• TASK DESCRIPTION
Print the records again, character for character.

• SOURCE RECORDS
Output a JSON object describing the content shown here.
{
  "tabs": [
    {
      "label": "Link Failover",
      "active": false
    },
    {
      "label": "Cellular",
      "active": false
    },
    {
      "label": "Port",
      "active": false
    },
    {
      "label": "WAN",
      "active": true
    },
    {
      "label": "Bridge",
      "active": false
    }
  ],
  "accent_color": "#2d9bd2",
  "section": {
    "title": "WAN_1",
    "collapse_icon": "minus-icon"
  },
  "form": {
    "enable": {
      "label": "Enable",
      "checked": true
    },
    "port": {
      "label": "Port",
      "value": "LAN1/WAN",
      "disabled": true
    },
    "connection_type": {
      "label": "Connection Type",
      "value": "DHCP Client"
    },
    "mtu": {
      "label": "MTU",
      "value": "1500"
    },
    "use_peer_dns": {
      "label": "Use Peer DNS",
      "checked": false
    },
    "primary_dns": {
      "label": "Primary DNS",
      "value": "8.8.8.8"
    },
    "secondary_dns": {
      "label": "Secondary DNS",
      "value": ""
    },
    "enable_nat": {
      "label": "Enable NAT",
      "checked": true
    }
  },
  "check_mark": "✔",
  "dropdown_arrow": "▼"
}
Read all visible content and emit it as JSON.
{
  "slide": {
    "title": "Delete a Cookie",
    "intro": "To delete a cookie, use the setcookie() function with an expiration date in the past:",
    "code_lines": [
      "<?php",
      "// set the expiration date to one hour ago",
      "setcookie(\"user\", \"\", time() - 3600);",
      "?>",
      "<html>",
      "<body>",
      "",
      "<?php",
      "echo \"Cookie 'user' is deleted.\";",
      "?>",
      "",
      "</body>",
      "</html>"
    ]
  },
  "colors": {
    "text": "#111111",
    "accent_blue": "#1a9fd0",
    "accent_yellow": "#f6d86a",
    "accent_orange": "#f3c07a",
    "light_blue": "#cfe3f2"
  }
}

• FULL ANSWER
Output a JSON object describing the content shown here.
{
  "tabs": [
    {
      "label": "Link Failover",
      "active": false
    },
    {
      "label": "Cellular",
      "active": false
    },
    {
      "label": "Port",
      "active": false
    },
    {
      "label": "WAN",
      "active": true
    },
    {
      "label": "Bridge",
      "active": false
    }
  ],
  "accent_color": "#2d9bd2",
  "section": {
    "title": "WAN_1",
    "collapse_icon": "minus-icon"
  },
  "form": {
    "enable": {
      "label": "Enable",
      "checked": true
    },
    "port": {
      "label": "Port",
      "value": "LAN1/WAN",
      "disabled": true
    },
    "connection_type": {
      "label": "Connection Type",
      "value": "DHCP Client"
    },
    "mtu": {
      "label": "MTU",
      "value": "1500"
    },
    "use_peer_dns": {
      "label": "Use Peer DNS",
      "checked": false
    },
    "primary_dns": {
      "label": "Primary DNS",
      "value": "8.8.8.8"
    },
    "secondary_dns": {
      "label": "Secondary DNS",
      "value": ""
    },
    "enable_nat": {
      "label": "Enable NAT",
      "checked": true
    }
  },
  "check_mark": "✔",
  "dropdown_arrow": "▼"
}
Read all visible content and emit it as JSON.
{
  "slide": {
    "title": "Delete a Cookie",
    "intro": "To delete a cookie, use the setcookie() function with an expiration date in the past:",
    "code_lines": [
      "<?php",
      "// set the expiration date to one hour ago",
      "setcookie(\"user\", \"\", time() - 3600);",
      "?>",
      "<html>",
      "<body>",
      "",
      "<?php",
      "echo \"Cookie 'user' is deleted.\";",
      "?>",
      "",
      "</body>",
      "</html>"
    ]
  },
  "colors": {
    "text": "#111111",
    "accent_blue": "#1a9fd0",
    "accent_yellow": "#f6d86a",
    "accent_orange": "#f3c07a",
    "light_blue": "#cfe3f2"
  }
}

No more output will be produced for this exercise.